§ **YOUR INSTRUCTIONS**
Read the records below and copy each line that contains "phone".

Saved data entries
= = = = = = =

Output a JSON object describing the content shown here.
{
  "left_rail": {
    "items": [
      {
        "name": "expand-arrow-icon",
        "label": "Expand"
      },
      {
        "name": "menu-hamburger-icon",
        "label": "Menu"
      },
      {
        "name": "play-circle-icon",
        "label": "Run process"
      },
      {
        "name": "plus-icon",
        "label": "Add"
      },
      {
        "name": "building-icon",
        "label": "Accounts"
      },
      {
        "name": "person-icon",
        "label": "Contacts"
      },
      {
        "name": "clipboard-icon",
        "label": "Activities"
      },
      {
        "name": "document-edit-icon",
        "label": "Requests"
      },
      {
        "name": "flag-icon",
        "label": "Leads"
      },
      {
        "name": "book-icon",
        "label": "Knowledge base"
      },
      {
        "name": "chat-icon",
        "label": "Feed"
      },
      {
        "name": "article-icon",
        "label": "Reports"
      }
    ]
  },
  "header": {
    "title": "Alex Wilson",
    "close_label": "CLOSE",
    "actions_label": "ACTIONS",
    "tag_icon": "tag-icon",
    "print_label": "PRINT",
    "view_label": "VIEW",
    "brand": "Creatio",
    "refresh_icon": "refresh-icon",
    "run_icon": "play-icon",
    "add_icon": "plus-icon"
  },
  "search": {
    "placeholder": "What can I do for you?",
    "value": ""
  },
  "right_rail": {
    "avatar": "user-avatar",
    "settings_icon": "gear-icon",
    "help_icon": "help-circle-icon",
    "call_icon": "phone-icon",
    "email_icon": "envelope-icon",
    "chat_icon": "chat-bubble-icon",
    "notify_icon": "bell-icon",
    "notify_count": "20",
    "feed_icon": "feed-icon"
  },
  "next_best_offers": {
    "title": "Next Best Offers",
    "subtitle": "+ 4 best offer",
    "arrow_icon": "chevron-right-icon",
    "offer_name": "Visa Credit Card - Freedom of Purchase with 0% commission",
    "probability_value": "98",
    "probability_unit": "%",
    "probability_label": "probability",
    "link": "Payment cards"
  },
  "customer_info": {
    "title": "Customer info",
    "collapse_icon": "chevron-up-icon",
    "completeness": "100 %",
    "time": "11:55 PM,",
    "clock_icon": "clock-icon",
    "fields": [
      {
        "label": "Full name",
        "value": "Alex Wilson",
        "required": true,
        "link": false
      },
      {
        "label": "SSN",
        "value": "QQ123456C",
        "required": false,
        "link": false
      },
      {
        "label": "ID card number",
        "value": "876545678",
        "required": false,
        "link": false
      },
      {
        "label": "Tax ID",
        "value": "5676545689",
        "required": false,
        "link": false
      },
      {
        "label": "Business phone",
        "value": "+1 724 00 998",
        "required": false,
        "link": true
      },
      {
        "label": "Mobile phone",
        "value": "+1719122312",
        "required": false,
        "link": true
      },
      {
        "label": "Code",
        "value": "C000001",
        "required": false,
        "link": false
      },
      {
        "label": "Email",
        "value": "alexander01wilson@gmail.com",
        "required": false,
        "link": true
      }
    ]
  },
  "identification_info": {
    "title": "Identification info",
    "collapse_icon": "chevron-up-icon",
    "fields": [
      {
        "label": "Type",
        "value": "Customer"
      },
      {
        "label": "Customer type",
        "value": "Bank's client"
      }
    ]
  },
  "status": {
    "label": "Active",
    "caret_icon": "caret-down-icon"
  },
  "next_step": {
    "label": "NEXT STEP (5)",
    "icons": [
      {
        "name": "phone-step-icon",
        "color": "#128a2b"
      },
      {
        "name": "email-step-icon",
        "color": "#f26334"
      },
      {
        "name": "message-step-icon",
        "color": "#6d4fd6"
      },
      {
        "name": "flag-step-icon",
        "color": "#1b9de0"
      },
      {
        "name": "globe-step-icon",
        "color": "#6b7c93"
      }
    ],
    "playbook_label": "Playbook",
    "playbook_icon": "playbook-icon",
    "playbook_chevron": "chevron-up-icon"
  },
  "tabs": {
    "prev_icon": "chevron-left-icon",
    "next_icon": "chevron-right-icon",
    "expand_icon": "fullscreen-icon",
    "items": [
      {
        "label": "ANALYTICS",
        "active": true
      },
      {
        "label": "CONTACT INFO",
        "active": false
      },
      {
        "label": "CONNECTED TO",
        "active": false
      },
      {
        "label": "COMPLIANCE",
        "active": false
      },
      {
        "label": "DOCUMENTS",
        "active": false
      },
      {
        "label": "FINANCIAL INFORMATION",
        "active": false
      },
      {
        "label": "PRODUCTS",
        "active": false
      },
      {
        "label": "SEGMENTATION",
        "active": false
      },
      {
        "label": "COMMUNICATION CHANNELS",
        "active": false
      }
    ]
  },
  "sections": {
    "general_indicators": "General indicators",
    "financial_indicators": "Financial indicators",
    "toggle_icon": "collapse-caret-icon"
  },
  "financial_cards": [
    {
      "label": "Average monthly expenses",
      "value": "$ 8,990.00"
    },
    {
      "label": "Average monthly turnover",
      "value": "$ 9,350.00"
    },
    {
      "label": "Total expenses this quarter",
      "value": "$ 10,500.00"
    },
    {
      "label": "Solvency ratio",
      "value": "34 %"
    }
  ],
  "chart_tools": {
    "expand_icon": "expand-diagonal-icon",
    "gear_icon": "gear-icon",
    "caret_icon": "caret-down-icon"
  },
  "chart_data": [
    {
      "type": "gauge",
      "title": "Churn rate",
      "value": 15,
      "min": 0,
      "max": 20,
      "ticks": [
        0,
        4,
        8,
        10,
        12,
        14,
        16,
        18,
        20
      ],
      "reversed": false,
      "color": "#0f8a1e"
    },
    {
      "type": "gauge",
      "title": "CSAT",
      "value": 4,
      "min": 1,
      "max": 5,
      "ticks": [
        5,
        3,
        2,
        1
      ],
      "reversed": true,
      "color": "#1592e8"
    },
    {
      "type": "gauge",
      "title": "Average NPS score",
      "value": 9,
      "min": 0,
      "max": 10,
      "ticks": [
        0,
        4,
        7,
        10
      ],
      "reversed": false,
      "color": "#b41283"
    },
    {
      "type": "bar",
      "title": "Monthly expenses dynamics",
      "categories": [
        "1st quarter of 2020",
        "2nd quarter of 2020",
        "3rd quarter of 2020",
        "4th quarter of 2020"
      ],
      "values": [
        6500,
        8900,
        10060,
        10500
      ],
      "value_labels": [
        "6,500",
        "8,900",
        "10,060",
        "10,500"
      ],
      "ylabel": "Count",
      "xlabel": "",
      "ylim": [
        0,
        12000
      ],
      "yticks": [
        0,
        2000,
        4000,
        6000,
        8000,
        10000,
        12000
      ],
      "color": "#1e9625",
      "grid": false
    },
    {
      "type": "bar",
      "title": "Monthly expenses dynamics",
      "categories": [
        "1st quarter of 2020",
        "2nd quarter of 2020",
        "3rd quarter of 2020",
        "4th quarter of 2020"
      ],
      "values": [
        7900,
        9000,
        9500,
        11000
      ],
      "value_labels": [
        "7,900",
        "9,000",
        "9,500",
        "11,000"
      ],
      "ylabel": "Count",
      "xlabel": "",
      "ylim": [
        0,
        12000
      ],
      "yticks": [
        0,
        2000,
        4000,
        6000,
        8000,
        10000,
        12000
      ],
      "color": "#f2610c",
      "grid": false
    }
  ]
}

= = = = = = =

§ **WORKED SOLUTION**
    "call_icon": "phone-icon",
        "label": "Business phone",
        "label": "Mobile phone",
        "name": "phone-step-icon",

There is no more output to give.